**The exercise**
Your task is to give the number of lines in the listing that include "this", and nothing else.

**Exercise input**
-- Start --
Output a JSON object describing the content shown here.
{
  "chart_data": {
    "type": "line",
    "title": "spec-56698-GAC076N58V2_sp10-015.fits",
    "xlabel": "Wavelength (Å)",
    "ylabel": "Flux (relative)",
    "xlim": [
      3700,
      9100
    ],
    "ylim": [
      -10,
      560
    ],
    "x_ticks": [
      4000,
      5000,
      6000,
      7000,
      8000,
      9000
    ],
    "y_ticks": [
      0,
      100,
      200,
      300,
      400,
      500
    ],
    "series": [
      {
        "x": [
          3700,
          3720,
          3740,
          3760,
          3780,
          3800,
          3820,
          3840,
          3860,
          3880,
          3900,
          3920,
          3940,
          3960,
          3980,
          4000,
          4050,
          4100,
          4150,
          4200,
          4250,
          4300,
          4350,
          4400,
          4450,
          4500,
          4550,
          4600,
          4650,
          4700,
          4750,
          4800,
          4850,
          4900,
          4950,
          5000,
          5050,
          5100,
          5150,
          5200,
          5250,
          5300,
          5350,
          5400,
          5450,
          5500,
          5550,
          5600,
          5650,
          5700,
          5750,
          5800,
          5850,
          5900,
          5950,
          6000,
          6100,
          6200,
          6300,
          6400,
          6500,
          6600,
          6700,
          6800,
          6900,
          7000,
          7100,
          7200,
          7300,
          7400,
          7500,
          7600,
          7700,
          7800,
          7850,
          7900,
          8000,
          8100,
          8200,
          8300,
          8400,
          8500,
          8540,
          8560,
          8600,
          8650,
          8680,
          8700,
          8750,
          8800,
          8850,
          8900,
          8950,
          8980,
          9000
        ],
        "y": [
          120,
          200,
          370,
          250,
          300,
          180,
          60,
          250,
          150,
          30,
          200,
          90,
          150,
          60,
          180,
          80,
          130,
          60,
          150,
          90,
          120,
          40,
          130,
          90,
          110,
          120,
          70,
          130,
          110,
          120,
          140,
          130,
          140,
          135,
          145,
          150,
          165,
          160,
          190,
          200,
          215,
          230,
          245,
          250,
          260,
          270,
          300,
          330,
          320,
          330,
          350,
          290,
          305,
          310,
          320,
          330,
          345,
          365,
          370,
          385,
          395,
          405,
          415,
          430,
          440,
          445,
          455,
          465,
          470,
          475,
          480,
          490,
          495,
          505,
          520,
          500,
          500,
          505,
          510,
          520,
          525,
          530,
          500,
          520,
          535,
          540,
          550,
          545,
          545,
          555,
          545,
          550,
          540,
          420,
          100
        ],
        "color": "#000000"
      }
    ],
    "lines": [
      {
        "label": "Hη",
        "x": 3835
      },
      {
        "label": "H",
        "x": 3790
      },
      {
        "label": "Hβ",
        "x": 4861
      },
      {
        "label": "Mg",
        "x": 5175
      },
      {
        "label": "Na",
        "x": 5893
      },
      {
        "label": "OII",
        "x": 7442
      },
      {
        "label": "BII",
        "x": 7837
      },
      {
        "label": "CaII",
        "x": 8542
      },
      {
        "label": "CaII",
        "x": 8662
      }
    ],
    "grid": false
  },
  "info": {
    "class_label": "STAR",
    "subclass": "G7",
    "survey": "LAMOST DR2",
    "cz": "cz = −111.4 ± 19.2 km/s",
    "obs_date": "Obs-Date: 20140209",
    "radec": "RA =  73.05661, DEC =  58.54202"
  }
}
-- End --
-- Start --
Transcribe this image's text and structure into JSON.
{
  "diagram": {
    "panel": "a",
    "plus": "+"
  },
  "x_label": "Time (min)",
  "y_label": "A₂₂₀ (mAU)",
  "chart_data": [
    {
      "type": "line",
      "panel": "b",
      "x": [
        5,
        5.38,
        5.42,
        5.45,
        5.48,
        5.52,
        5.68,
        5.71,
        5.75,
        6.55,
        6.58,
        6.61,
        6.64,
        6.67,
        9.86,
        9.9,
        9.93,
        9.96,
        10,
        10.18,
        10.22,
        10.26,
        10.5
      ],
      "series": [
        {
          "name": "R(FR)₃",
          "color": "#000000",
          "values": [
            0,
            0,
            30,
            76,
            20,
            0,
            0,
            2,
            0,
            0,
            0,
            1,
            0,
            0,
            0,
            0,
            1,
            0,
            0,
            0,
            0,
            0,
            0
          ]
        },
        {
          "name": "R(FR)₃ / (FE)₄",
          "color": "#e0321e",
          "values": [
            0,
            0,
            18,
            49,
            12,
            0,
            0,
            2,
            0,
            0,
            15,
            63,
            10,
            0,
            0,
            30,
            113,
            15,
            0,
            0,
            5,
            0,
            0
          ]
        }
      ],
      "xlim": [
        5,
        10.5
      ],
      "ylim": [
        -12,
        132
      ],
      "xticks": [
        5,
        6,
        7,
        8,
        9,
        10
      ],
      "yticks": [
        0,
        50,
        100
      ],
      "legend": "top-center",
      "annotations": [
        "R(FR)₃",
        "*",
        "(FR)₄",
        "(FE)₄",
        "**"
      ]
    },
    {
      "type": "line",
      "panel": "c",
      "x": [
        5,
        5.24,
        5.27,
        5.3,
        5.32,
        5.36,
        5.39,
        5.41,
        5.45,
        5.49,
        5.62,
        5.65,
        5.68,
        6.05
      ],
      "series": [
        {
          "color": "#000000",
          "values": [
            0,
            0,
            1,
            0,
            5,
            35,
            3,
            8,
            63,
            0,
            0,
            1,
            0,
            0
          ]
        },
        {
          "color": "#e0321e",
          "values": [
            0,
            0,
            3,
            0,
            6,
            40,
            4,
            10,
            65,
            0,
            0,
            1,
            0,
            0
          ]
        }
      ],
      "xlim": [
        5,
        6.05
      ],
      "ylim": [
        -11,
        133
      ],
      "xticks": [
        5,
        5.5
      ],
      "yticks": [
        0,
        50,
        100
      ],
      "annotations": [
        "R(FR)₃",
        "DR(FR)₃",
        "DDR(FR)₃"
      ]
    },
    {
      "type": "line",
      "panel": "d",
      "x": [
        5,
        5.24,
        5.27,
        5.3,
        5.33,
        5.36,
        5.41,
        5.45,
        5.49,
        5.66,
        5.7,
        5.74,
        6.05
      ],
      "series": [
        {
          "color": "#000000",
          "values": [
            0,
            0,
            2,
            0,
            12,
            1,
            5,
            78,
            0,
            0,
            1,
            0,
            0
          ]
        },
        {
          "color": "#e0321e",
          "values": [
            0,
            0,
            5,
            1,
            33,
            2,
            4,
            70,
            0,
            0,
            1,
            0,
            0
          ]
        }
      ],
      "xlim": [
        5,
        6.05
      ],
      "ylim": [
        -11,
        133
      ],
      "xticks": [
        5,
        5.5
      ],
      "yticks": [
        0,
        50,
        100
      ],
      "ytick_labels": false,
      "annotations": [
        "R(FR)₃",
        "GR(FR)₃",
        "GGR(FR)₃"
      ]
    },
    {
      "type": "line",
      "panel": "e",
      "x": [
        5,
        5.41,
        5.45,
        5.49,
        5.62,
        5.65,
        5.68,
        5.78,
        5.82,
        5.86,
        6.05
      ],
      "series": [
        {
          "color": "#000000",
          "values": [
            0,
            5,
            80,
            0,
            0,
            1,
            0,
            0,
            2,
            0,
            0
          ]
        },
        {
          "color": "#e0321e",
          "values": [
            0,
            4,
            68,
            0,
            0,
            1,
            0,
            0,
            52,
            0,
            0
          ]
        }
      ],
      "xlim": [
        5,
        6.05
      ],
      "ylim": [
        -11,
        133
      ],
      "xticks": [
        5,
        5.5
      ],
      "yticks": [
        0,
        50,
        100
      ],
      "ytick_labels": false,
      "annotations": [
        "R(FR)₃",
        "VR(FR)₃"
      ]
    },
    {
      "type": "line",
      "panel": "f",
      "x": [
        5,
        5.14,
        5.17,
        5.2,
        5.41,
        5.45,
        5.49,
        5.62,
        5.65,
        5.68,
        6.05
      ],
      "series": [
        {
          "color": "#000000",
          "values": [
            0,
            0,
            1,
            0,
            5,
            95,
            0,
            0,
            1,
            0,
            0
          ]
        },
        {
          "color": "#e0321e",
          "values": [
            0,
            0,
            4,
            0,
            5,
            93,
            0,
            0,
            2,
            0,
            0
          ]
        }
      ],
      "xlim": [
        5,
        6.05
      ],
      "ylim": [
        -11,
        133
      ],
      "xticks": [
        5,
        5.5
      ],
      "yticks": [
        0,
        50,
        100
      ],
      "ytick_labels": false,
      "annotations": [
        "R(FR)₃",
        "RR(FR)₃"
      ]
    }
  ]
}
-- End --
-- Start --
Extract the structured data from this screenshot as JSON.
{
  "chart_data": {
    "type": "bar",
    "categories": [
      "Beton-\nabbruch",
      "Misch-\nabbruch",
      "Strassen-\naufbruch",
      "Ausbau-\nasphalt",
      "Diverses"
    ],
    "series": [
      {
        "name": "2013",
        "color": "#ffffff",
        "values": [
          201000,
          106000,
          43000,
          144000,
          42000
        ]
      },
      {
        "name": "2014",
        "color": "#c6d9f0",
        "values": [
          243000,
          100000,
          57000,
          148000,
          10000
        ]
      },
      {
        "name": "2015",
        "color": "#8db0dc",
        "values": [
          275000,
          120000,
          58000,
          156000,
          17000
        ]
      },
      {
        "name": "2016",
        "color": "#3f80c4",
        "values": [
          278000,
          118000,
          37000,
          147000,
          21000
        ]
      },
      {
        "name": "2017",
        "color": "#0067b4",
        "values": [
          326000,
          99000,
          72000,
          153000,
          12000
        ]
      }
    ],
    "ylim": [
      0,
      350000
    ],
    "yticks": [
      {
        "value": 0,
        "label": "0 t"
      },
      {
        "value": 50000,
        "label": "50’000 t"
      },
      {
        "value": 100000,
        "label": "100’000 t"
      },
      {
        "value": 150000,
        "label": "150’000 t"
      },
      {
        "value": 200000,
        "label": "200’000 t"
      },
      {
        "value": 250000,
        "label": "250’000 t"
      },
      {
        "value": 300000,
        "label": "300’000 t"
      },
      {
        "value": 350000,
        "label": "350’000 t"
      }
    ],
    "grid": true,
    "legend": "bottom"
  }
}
-- End --
**Solution to the problem**
2